__Exercise directions__
Pick out each line of the records in which the word "kíséri" appears.

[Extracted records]
/---
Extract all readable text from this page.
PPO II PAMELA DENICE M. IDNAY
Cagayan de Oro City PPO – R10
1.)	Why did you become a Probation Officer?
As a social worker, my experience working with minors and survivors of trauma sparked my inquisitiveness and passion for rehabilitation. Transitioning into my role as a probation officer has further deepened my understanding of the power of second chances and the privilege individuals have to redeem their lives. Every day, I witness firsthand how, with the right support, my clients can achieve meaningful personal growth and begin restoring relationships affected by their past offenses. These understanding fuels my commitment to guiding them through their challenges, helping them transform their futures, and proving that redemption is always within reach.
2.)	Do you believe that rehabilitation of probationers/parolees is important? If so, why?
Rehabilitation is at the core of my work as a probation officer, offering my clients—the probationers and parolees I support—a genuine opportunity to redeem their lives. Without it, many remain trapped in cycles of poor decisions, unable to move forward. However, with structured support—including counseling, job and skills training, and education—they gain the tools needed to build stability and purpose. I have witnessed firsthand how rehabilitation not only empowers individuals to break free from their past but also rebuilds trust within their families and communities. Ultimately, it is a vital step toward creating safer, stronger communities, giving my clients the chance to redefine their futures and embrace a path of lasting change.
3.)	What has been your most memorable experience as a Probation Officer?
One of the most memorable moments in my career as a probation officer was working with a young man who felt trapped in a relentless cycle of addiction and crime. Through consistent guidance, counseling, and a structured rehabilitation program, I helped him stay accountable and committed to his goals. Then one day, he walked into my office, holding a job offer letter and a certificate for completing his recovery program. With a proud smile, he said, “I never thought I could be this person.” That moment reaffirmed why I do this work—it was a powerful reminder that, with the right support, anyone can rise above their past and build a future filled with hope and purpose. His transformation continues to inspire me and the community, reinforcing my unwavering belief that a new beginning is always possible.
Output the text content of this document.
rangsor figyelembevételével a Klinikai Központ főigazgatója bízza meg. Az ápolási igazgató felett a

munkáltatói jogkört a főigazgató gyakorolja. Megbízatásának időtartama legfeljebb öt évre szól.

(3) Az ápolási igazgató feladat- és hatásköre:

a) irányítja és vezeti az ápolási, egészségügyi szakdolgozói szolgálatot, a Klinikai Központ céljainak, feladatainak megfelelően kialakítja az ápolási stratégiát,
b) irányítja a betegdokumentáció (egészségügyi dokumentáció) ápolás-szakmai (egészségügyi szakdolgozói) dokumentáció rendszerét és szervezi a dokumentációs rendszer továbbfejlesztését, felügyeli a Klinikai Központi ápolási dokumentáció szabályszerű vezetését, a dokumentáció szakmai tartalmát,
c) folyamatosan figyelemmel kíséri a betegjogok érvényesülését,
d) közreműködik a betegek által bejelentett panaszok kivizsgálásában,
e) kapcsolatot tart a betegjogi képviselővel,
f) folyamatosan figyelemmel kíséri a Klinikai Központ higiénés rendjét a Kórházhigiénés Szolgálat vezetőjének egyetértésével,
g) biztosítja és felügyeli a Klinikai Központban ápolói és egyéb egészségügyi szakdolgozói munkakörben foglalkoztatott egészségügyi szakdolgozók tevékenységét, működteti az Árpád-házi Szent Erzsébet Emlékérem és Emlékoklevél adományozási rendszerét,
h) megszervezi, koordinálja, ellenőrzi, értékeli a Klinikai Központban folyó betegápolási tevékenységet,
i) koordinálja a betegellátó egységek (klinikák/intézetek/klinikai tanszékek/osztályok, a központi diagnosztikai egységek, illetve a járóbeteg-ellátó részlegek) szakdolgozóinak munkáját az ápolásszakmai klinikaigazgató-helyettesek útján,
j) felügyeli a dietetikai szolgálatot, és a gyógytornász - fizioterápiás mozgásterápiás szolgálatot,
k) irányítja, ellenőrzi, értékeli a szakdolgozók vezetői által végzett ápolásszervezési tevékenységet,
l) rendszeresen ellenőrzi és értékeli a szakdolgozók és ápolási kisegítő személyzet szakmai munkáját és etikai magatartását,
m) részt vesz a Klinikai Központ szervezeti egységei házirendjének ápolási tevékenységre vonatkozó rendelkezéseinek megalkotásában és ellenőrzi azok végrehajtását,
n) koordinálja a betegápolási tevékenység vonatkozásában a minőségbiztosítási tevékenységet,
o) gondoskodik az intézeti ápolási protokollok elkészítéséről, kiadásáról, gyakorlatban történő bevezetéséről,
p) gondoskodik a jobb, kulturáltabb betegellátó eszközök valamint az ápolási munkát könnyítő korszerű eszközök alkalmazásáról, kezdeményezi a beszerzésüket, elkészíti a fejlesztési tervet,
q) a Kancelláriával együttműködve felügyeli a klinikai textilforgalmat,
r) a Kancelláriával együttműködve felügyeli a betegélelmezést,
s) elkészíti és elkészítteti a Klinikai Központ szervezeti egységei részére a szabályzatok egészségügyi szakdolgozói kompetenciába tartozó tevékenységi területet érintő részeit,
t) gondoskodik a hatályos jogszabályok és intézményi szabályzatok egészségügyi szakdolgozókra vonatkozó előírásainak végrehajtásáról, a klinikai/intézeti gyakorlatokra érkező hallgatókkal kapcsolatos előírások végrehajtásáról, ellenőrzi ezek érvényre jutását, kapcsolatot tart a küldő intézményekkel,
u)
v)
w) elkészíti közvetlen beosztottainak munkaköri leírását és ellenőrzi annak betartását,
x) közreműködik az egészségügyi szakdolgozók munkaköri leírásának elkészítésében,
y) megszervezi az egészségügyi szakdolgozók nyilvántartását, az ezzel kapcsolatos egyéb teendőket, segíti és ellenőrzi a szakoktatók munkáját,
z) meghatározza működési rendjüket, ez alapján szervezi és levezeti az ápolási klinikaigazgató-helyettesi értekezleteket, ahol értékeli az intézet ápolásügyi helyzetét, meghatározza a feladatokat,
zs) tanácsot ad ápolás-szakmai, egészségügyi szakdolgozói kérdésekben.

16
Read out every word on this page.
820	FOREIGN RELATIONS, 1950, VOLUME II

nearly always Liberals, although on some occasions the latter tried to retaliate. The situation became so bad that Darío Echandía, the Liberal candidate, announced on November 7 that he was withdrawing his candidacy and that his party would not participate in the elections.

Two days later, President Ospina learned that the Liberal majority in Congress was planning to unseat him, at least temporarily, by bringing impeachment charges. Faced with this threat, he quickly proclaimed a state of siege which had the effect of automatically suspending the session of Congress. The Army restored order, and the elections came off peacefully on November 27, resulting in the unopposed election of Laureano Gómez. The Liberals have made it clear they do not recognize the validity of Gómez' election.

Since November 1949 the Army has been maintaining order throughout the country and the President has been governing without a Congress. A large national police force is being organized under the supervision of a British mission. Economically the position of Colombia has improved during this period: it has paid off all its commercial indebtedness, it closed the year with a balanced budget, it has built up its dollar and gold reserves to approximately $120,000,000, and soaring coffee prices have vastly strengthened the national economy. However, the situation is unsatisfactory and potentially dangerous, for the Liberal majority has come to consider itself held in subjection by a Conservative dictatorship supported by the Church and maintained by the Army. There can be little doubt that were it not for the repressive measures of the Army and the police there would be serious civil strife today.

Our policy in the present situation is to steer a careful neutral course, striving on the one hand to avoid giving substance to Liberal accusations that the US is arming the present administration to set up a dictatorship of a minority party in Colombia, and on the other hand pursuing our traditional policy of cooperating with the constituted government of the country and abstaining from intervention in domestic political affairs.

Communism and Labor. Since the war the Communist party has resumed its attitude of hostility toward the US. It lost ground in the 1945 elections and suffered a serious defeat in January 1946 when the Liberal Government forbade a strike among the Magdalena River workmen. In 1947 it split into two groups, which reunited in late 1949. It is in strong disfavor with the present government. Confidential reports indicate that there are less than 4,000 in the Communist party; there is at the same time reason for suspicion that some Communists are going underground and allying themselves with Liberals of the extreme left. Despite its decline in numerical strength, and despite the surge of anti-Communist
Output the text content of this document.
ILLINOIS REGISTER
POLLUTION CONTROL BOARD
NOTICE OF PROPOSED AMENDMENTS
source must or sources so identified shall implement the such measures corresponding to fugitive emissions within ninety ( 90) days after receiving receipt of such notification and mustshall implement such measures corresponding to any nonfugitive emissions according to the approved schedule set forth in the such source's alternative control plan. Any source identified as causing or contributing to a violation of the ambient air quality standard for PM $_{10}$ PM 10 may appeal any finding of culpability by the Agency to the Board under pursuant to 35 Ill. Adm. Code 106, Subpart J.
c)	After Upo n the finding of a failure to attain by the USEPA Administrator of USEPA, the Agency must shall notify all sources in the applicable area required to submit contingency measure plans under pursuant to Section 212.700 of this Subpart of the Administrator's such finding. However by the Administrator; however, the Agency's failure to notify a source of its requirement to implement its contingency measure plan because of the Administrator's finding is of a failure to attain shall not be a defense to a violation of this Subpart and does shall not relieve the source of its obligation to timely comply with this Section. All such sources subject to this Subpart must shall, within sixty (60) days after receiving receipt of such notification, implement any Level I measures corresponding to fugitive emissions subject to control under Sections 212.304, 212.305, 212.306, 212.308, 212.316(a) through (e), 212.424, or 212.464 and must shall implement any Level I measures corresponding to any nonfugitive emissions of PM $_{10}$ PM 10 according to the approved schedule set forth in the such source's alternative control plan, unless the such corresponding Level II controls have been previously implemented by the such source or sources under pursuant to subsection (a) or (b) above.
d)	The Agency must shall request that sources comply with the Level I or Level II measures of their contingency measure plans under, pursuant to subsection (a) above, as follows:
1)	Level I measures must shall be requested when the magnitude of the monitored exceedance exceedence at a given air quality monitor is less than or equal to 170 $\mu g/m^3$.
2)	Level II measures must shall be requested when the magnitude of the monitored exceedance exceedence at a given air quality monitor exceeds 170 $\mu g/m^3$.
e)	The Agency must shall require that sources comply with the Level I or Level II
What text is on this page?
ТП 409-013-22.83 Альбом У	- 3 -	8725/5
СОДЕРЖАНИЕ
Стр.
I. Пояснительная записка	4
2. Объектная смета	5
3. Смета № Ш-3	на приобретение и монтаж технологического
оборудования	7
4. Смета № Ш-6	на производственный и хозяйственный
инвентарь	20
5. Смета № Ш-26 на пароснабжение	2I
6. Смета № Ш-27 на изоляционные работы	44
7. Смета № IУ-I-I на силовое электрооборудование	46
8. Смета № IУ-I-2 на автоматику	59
\---
__Solution below__
c) folyamatosan figyelemmel kíséri a betegjogok érvényesülését,
f) folyamatosan figyelemmel kíséri a Klinikai Központ higiénés rendjét a Kórházhigiénés Szolgálat vezetőjének egyetértésével,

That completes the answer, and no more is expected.